Some records
════════
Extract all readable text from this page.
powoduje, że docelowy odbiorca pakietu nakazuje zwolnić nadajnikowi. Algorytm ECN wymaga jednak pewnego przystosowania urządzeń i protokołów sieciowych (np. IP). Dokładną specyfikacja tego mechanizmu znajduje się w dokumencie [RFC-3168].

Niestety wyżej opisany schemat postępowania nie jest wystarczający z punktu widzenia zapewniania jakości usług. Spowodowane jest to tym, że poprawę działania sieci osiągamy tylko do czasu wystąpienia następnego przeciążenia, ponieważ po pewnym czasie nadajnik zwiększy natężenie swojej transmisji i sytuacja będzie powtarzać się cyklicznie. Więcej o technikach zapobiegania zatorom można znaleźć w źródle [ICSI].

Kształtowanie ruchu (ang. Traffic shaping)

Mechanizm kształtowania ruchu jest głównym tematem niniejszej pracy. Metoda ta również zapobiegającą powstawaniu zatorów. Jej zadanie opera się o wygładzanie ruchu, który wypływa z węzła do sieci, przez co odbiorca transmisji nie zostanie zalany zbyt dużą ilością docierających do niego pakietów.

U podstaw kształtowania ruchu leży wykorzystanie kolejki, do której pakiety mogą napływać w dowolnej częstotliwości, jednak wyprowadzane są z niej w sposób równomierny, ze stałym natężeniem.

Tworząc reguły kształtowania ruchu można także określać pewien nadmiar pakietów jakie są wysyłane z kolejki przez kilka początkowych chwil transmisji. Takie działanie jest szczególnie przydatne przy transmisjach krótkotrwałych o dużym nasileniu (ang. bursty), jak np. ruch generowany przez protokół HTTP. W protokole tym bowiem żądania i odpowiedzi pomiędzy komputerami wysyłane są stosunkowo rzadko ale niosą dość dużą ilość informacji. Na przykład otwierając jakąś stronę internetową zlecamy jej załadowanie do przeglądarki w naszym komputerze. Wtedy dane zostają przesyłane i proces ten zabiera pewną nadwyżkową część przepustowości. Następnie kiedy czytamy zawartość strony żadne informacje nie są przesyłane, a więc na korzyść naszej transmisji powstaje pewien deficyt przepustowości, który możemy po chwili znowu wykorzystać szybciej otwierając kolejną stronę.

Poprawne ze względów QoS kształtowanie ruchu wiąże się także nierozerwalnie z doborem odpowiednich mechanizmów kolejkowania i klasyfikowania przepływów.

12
════════
PROBLEM TO SOLVE:
Pick out each line above that includes "jednak" and show it.

RESULT OF THE TASK:
powoduje, że docelowy odbiorca pakietu nakazuje zwolnić nadajnikowi. Algorytm ECN wymaga jednak pewnego przystosowania urządzeń i protokołów sieciowych (np. IP). Dokładną specyfikacja tego mechanizmu znajduje się w dokumencie [RFC-3168].
U podstaw kształtowania ruchu leży wykorzystanie kolejki, do której pakiety mogą napływać w dowolnej częstotliwości, jednak wyprowadzane są z niej w sposób równomierny, ze stałym natężeniem.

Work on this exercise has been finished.